> [Exercise aim] Copy every entry word for word. Skip the pictures.

** start **

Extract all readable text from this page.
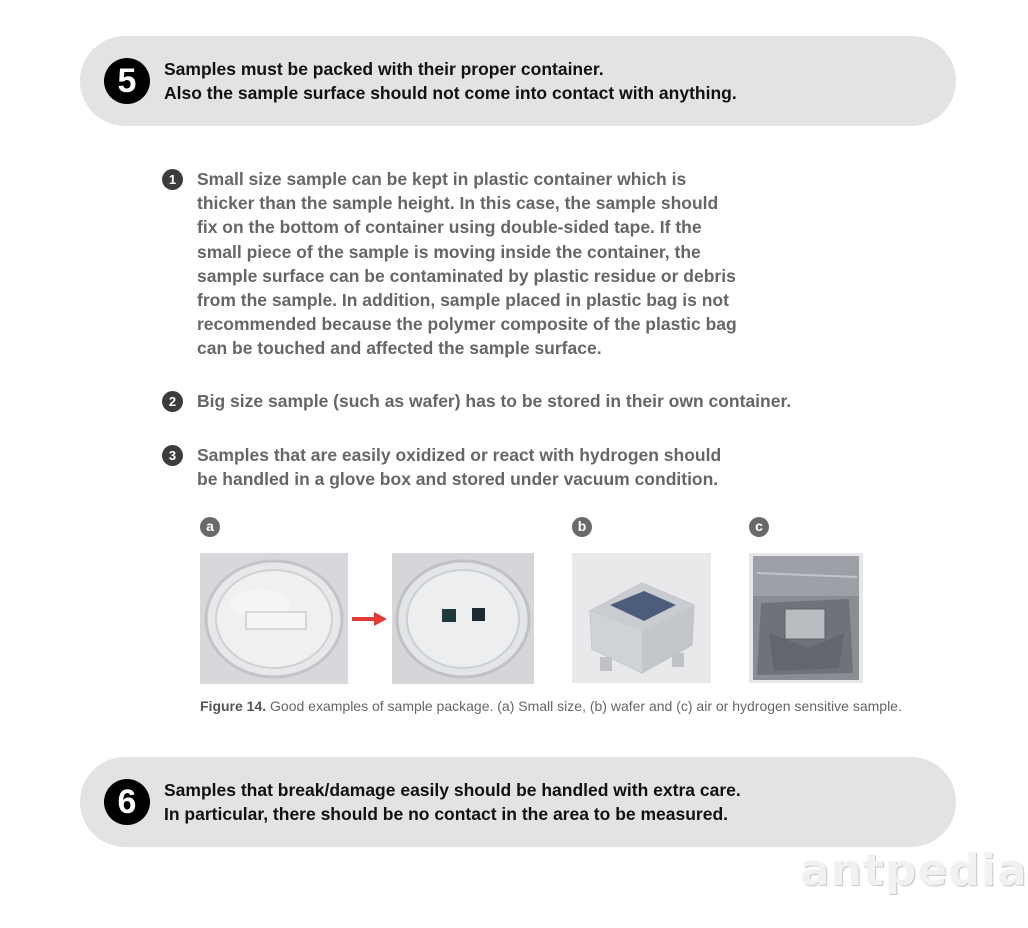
5	Samples must be packed with their proper container.
Also the sample surface should not come into contact with anything.
1	Small size sample can be kept in plastic container which is
thicker than the sample height. In this case, the sample should
fix on the bottom of container using double-sided tape. If the
small piece of the sample is moving inside the container, the
sample surface can be contaminated by plastic residue or debris
from the sample. In addition, sample placed in plastic bag is not
recommended because the polymer composite of the plastic bag
can be touched and affected the sample surface.
2	Big size sample (such as wafer) has to be stored in their own container.
3	Samples that are easily oxidized or react with hydrogen should
be handled in a glove box and stored under vacuum condition.
a	b	c
Figure 14. Good examples of sample package. (a) Small size, (b) wafer and (c) air or hydrogen sensitive sample.
6	Samples that break/damage easily should be handled with extra care.
In particular, there should be no contact in the area to be measured.
antpedia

** end **

> [Reply to the task]
Extract all readable text from this page.
5	Samples must be packed with their proper container.
Also the sample surface should not come into contact with anything.
1	Small size sample can be kept in plastic container which is
thicker than the sample height. In this case, the sample should
fix on the bottom of container using double-sided tape. If the
small piece of the sample is moving inside the container, the
sample surface can be contaminated by plastic residue or debris
from the sample. In addition, sample placed in plastic bag is not
recommended because the polymer composite of the plastic bag
can be touched and affected the sample surface.
2	Big size sample (such as wafer) has to be stored in their own container.
3	Samples that are easily oxidized or react with hydrogen should
be handled in a glove box and stored under vacuum condition.
a	b	c
Figure 14. Good examples of sample package. (a) Small size, (b) wafer and (c) air or hydrogen sensitive sample.
6	Samples that break/damage easily should be handled with extra care.
In particular, there should be no contact in the area to be measured.
antpedia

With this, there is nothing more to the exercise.